[Data records]
══════

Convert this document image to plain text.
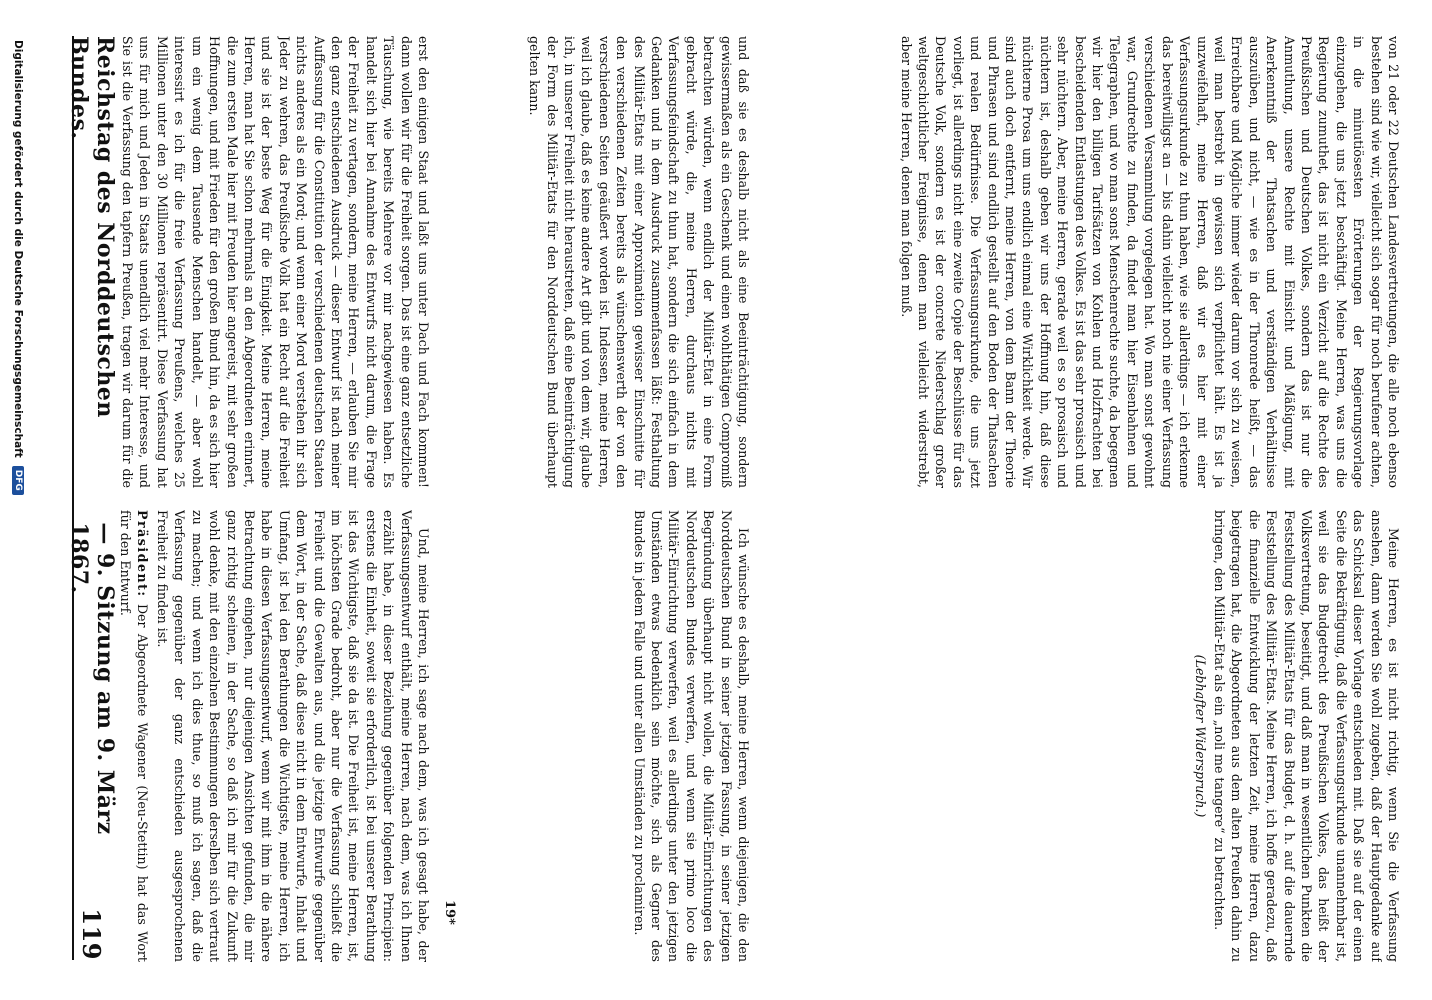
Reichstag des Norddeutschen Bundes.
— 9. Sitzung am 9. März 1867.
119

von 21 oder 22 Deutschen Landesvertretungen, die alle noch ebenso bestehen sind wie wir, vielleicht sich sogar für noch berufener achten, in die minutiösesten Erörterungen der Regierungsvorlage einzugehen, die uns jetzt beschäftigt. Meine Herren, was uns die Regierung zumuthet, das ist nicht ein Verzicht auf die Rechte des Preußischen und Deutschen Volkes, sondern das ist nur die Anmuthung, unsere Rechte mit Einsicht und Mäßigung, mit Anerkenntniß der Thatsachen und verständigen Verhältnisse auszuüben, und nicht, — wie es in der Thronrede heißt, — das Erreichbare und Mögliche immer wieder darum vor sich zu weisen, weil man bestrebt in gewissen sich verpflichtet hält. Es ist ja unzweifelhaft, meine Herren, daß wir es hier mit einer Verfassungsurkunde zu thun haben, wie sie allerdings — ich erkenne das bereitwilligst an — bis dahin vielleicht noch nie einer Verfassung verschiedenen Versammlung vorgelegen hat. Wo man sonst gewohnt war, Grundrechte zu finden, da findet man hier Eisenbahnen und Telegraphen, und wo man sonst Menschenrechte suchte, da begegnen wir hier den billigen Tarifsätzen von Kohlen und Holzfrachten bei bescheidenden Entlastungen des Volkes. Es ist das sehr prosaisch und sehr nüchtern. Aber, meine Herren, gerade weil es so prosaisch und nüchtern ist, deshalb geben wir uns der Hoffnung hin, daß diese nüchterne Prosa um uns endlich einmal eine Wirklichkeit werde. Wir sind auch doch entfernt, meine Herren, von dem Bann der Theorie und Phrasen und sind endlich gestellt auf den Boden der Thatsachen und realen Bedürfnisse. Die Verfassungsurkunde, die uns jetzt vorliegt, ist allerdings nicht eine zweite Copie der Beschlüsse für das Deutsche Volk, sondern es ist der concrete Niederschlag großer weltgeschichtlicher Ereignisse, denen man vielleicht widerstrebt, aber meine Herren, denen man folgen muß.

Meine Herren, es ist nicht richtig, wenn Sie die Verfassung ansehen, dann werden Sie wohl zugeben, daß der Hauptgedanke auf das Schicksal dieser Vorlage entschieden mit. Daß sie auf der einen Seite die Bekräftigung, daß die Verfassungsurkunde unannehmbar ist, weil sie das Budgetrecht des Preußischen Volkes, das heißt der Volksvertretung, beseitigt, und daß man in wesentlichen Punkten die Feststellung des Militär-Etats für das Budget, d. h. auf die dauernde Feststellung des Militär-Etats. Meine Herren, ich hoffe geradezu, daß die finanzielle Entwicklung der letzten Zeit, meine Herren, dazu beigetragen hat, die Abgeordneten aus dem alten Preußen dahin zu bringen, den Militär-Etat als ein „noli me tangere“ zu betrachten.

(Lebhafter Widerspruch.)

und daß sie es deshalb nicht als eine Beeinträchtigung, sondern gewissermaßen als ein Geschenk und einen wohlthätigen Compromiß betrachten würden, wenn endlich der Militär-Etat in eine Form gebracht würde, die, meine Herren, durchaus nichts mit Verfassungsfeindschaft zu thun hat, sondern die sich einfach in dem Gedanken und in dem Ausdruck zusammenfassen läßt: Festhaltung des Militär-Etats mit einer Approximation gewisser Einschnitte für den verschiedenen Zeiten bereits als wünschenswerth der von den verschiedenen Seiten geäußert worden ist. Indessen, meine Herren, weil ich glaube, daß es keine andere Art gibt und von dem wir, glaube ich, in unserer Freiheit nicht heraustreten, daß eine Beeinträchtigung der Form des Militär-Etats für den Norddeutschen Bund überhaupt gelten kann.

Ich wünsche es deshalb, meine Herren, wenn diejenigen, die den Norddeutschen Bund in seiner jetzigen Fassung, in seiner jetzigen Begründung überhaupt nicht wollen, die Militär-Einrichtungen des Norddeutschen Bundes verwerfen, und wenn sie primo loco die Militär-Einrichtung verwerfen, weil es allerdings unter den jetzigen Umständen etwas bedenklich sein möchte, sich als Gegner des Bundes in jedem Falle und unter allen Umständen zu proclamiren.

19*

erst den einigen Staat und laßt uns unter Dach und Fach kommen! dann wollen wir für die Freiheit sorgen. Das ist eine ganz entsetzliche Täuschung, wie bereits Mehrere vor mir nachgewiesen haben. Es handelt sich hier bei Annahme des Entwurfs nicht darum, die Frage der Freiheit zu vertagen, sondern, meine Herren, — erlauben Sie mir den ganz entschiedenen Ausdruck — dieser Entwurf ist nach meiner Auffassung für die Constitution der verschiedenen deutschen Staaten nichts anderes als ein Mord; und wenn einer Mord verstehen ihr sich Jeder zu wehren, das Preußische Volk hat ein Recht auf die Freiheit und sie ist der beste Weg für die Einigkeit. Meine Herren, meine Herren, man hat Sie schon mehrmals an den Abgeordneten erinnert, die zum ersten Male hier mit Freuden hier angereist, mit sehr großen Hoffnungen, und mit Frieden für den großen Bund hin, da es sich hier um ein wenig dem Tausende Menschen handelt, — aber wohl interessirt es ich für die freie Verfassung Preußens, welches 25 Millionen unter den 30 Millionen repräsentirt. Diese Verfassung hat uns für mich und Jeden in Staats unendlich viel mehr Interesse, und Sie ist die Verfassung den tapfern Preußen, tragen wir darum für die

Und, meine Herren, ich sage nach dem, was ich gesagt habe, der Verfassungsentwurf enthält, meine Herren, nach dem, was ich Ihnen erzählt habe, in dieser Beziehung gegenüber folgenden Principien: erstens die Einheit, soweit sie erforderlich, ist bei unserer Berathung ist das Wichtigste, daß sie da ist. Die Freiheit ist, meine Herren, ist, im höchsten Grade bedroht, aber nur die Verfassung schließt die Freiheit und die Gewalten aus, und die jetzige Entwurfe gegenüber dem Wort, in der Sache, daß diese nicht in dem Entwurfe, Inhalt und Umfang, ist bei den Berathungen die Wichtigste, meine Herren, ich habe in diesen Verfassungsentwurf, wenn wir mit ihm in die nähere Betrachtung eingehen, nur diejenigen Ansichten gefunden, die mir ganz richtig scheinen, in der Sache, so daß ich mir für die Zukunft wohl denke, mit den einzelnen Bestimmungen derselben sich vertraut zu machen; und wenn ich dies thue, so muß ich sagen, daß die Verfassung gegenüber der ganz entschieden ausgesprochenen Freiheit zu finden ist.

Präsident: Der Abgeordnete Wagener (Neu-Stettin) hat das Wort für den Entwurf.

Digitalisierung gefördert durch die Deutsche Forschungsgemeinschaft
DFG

══════

◆ **Directive**: Output every entry exactly as given; pictures are not part of the copy.

◆ **Solution to the problem**:
Convert this document image to plain text.
Reichstag des Norddeutschen Bundes.
— 9. Sitzung am 9. März 1867.
119

von 21 oder 22 Deutschen Landesvertretungen, die alle noch ebenso bestehen sind wie wir, vielleicht sich sogar für noch berufener achten, in die minutiösesten Erörterungen der Regierungsvorlage einzugehen, die uns jetzt beschäftigt. Meine Herren, was uns die Regierung zumuthet, das ist nicht ein Verzicht auf die Rechte des Preußischen und Deutschen Volkes, sondern das ist nur die Anmuthung, unsere Rechte mit Einsicht und Mäßigung, mit Anerkenntniß der Thatsachen und verständigen Verhältnisse auszuüben, und nicht, — wie es in der Thronrede heißt, — das Erreichbare und Mögliche immer wieder darum vor sich zu weisen, weil man bestrebt in gewissen sich verpflichtet hält. Es ist ja unzweifelhaft, meine Herren, daß wir es hier mit einer Verfassungsurkunde zu thun haben, wie sie allerdings — ich erkenne das bereitwilligst an — bis dahin vielleicht noch nie einer Verfassung verschiedenen Versammlung vorgelegen hat. Wo man sonst gewohnt war, Grundrechte zu finden, da findet man hier Eisenbahnen und Telegraphen, und wo man sonst Menschenrechte suchte, da begegnen wir hier den billigen Tarifsätzen von Kohlen und Holzfrachten bei bescheidenden Entlastungen des Volkes. Es ist das sehr prosaisch und sehr nüchtern. Aber, meine Herren, gerade weil es so prosaisch und nüchtern ist, deshalb geben wir uns der Hoffnung hin, daß diese nüchterne Prosa um uns endlich einmal eine Wirklichkeit werde. Wir sind auch doch entfernt, meine Herren, von dem Bann der Theorie und Phrasen und sind endlich gestellt auf den Boden der Thatsachen und realen Bedürfnisse. Die Verfassungsurkunde, die uns jetzt vorliegt, ist allerdings nicht eine zweite Copie der Beschlüsse für das Deutsche Volk, sondern es ist der concrete Niederschlag großer weltgeschichtlicher Ereignisse, denen man vielleicht widerstrebt, aber meine Herren, denen man folgen muß.

Meine Herren, es ist nicht richtig, wenn Sie die Verfassung ansehen, dann werden Sie wohl zugeben, daß der Hauptgedanke auf das Schicksal dieser Vorlage entschieden mit. Daß sie auf der einen Seite die Bekräftigung, daß die Verfassungsurkunde unannehmbar ist, weil sie das Budgetrecht des Preußischen Volkes, das heißt der Volksvertretung, beseitigt, und daß man in wesentlichen Punkten die Feststellung des Militär-Etats für das Budget, d. h. auf die dauernde Feststellung des Militär-Etats. Meine Herren, ich hoffe geradezu, daß die finanzielle Entwicklung der letzten Zeit, meine Herren, dazu beigetragen hat, die Abgeordneten aus dem alten Preußen dahin zu bringen, den Militär-Etat als ein „noli me tangere“ zu betrachten.

(Lebhafter Widerspruch.)

und daß sie es deshalb nicht als eine Beeinträchtigung, sondern gewissermaßen als ein Geschenk und einen wohlthätigen Compromiß betrachten würden, wenn endlich der Militär-Etat in eine Form gebracht würde, die, meine Herren, durchaus nichts mit Verfassungsfeindschaft zu thun hat, sondern die sich einfach in dem Gedanken und in dem Ausdruck zusammenfassen läßt: Festhaltung des Militär-Etats mit einer Approximation gewisser Einschnitte für den verschiedenen Zeiten bereits als wünschenswerth der von den verschiedenen Seiten geäußert worden ist. Indessen, meine Herren, weil ich glaube, daß es keine andere Art gibt und von dem wir, glaube ich, in unserer Freiheit nicht heraustreten, daß eine Beeinträchtigung der Form des Militär-Etats für den Norddeutschen Bund überhaupt gelten kann.

Ich wünsche es deshalb, meine Herren, wenn diejenigen, die den Norddeutschen Bund in seiner jetzigen Fassung, in seiner jetzigen Begründung überhaupt nicht wollen, die Militär-Einrichtungen des Norddeutschen Bundes verwerfen, und wenn sie primo loco die Militär-Einrichtung verwerfen, weil es allerdings unter den jetzigen Umständen etwas bedenklich sein möchte, sich als Gegner des Bundes in jedem Falle und unter allen Umständen zu proclamiren.

19*

erst den einigen Staat und laßt uns unter Dach und Fach kommen! dann wollen wir für die Freiheit sorgen. Das ist eine ganz entsetzliche Täuschung, wie bereits Mehrere vor mir nachgewiesen haben. Es handelt sich hier bei Annahme des Entwurfs nicht darum, die Frage der Freiheit zu vertagen, sondern, meine Herren, — erlauben Sie mir den ganz entschiedenen Ausdruck — dieser Entwurf ist nach meiner Auffassung für die Constitution der verschiedenen deutschen Staaten nichts anderes als ein Mord; und wenn einer Mord verstehen ihr sich Jeder zu wehren, das Preußische Volk hat ein Recht auf die Freiheit und sie ist der beste Weg für die Einigkeit. Meine Herren, meine Herren, man hat Sie schon mehrmals an den Abgeordneten erinnert, die zum ersten Male hier mit Freuden hier angereist, mit sehr großen Hoffnungen, und mit Frieden für den großen Bund hin, da es sich hier um ein wenig dem Tausende Menschen handelt, — aber wohl interessirt es ich für die freie Verfassung Preußens, welches 25 Millionen unter den 30 Millionen repräsentirt. Diese Verfassung hat uns für mich und Jeden in Staats unendlich viel mehr Interesse, und Sie ist die Verfassung den tapfern Preußen, tragen wir darum für die

Und, meine Herren, ich sage nach dem, was ich gesagt habe, der Verfassungsentwurf enthält, meine Herren, nach dem, was ich Ihnen erzählt habe, in dieser Beziehung gegenüber folgenden Principien: erstens die Einheit, soweit sie erforderlich, ist bei unserer Berathung ist das Wichtigste, daß sie da ist. Die Freiheit ist, meine Herren, ist, im höchsten Grade bedroht, aber nur die Verfassung schließt die Freiheit und die Gewalten aus, und die jetzige Entwurfe gegenüber dem Wort, in der Sache, daß diese nicht in dem Entwurfe, Inhalt und Umfang, ist bei den Berathungen die Wichtigste, meine Herren, ich habe in diesen Verfassungsentwurf, wenn wir mit ihm in die nähere Betrachtung eingehen, nur diejenigen Ansichten gefunden, die mir ganz richtig scheinen, in der Sache, so daß ich mir für die Zukunft wohl denke, mit den einzelnen Bestimmungen derselben sich vertraut zu machen; und wenn ich dies thue, so muß ich sagen, daß die Verfassung gegenüber der ganz entschieden ausgesprochenen Freiheit zu finden ist.

Präsident: Der Abgeordnete Wagener (Neu-Stettin) hat das Wort für den Entwurf.

Digitalisierung gefördert durch die Deutsche Forschungsgemeinschaft
DFG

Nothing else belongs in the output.